Excerpted records –
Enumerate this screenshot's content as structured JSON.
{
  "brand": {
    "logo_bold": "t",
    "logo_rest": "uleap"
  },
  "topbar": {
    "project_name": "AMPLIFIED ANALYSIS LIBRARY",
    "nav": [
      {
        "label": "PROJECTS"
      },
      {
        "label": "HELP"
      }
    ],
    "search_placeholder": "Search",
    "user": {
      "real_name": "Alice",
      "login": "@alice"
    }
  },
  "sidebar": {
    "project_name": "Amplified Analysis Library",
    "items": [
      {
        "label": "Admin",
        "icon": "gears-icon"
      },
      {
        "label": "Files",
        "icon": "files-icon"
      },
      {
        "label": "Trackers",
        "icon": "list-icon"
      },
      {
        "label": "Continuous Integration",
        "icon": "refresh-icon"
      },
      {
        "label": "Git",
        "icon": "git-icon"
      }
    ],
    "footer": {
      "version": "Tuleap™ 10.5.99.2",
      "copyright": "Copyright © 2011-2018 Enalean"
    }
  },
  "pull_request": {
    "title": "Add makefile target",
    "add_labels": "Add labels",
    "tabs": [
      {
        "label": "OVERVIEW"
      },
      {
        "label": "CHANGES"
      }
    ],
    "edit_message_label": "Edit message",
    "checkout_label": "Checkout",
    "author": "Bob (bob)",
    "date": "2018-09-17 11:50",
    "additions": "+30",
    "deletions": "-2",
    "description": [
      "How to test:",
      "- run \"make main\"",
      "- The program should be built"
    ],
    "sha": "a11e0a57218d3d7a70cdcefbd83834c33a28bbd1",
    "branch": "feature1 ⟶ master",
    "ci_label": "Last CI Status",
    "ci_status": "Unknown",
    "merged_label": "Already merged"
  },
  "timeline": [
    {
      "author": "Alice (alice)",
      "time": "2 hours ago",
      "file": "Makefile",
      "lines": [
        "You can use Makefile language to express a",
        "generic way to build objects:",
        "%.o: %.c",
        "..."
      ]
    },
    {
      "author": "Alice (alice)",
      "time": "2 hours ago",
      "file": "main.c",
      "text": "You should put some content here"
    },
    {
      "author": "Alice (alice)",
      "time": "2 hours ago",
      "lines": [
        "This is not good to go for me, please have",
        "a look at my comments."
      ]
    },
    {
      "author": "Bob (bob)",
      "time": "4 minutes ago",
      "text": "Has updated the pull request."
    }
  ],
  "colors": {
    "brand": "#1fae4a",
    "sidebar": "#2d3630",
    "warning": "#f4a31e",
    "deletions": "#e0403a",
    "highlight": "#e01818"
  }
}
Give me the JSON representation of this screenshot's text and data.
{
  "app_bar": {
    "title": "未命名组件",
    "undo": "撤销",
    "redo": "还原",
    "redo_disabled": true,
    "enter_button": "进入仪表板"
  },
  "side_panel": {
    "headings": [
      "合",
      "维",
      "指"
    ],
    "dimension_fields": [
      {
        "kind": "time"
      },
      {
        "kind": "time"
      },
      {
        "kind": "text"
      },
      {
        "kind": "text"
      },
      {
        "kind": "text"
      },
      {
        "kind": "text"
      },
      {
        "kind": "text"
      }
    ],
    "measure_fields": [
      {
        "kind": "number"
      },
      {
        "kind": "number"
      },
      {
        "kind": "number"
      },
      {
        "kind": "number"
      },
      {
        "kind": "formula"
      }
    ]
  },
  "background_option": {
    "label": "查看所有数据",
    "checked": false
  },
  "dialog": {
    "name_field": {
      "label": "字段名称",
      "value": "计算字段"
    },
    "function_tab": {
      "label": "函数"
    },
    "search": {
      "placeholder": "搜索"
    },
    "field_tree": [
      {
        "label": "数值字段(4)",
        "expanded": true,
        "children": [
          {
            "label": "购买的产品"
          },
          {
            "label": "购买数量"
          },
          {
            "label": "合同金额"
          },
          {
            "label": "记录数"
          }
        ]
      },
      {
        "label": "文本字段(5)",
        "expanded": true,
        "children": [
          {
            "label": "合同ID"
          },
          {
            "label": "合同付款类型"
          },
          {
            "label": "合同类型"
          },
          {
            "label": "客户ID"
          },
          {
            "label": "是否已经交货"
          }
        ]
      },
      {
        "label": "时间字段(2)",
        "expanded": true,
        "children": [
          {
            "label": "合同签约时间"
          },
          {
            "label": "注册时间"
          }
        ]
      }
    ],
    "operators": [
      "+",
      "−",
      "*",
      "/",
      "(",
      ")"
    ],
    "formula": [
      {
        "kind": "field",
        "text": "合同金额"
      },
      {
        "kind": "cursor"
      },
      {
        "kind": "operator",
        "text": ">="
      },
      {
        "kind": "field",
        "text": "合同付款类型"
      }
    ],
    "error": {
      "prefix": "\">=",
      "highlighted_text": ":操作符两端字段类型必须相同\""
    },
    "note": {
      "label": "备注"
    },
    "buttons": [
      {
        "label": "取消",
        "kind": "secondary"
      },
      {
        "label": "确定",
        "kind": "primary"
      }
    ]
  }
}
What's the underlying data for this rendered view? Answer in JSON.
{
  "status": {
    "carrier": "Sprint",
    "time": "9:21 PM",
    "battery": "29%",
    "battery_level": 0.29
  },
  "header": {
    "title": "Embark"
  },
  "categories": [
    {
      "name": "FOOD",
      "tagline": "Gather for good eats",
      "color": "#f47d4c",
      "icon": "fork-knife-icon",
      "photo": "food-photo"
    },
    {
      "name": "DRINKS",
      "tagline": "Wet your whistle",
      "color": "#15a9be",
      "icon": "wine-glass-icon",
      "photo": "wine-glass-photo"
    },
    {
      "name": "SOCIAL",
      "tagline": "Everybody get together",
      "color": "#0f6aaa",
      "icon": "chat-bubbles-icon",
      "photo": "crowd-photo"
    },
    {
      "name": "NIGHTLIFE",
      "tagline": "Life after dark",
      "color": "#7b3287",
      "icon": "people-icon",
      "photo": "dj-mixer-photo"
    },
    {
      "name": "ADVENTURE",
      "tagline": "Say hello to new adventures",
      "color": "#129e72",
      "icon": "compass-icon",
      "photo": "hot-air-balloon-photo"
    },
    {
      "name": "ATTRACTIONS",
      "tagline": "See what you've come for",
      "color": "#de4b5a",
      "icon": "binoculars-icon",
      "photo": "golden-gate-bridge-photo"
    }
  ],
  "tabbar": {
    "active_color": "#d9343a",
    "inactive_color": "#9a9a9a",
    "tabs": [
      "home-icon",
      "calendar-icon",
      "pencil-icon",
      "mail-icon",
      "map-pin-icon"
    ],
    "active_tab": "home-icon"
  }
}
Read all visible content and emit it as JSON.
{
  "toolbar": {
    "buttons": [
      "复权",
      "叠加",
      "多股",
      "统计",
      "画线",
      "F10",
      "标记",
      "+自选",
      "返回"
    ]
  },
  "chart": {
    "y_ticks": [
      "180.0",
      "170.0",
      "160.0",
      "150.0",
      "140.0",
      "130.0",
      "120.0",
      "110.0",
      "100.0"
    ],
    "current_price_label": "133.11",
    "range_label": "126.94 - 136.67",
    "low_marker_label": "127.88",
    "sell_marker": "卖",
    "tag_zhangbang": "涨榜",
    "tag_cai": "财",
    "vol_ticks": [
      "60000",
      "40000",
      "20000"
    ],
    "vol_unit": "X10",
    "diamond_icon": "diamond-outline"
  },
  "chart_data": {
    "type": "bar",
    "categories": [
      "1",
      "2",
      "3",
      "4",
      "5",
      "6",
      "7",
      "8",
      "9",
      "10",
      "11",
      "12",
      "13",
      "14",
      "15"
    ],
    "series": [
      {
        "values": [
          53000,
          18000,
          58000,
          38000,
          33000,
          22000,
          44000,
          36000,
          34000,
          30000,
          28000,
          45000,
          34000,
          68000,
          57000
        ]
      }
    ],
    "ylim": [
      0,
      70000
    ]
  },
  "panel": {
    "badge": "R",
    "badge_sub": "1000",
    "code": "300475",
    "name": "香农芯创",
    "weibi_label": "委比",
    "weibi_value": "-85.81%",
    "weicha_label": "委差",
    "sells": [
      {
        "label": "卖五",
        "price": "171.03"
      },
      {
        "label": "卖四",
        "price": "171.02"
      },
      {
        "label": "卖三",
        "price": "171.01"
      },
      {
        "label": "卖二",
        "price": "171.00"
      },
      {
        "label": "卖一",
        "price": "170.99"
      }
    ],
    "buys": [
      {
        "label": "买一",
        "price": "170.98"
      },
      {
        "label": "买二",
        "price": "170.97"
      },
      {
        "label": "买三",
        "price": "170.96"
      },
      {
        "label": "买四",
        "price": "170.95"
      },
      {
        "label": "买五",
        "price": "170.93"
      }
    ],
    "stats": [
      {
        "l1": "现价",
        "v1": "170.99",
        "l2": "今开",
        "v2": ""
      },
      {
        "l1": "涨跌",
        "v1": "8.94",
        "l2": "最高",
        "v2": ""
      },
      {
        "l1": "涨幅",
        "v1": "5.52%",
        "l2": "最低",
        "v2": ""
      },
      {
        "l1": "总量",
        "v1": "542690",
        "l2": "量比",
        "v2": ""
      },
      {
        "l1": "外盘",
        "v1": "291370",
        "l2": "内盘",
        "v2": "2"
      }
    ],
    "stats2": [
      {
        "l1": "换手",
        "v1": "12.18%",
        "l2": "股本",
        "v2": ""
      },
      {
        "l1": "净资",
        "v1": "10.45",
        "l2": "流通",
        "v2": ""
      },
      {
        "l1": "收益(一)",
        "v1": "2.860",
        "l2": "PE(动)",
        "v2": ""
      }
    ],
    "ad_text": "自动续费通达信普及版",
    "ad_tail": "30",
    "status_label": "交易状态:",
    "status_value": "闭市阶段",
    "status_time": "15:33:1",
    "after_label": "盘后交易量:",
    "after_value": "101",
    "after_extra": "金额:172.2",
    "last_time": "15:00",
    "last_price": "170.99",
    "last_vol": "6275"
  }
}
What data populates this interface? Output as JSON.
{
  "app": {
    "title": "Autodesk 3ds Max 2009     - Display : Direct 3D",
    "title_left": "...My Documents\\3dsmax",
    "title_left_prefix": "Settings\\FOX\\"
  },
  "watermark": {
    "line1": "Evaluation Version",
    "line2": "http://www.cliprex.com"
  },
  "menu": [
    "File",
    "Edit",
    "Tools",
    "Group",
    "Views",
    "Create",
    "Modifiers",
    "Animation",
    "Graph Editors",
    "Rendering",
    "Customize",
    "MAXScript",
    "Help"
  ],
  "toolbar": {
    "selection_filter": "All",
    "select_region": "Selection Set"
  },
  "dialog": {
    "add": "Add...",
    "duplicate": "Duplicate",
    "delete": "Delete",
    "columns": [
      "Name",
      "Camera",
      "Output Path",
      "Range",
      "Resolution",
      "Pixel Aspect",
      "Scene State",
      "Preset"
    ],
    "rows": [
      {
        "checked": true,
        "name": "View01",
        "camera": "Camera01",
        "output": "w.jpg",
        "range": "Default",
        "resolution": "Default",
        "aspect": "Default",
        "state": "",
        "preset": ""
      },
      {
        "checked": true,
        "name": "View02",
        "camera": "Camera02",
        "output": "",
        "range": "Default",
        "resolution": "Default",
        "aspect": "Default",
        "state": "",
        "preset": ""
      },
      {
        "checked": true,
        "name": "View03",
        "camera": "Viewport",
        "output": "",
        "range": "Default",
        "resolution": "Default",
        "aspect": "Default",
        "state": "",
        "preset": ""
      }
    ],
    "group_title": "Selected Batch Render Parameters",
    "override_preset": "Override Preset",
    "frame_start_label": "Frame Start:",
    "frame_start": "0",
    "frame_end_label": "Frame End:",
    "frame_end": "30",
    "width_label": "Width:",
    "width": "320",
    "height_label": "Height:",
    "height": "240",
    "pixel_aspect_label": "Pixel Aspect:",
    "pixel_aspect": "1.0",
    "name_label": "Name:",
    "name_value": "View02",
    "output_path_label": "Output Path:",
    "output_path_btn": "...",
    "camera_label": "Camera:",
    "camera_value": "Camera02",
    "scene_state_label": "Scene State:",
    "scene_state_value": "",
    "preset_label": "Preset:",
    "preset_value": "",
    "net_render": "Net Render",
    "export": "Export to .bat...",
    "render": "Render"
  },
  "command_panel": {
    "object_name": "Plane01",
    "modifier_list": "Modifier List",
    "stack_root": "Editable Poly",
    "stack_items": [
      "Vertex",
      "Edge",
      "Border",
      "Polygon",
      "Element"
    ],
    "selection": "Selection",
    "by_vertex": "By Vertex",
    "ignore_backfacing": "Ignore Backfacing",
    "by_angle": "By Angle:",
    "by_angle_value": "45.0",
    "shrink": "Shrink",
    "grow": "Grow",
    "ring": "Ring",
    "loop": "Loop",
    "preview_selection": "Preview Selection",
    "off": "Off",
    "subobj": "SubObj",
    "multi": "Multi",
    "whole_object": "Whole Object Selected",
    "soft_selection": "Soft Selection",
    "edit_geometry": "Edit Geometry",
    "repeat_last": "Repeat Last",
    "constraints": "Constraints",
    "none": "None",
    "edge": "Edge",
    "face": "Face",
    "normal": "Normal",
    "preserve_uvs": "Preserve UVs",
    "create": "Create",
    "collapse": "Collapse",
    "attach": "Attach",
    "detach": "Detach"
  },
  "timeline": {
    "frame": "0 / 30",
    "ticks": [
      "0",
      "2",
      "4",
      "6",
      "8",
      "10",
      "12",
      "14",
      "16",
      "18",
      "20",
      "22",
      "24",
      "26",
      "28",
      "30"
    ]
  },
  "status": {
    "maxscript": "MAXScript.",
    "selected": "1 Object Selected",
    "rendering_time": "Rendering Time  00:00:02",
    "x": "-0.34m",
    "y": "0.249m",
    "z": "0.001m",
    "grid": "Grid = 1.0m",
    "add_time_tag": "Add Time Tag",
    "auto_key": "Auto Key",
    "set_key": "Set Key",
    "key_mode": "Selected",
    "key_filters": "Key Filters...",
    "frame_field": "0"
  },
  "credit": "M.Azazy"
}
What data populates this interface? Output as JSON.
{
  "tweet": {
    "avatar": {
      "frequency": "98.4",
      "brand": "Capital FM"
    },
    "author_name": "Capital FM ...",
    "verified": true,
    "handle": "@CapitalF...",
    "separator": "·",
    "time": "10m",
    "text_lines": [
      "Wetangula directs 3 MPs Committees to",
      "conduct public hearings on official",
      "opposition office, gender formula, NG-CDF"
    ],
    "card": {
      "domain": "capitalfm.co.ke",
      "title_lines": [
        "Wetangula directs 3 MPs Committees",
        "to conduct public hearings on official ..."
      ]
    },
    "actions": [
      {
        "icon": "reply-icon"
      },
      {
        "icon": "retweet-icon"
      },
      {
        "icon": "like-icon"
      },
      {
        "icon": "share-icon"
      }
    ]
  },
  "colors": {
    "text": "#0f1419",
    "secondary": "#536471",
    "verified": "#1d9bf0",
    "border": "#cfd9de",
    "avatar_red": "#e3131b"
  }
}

Task requirements – Using the records above, copy every line that has the word "brand" in it.

The reply –
  "brand": {
    "brand": "#1fae4a",
      "brand": "Capital FM"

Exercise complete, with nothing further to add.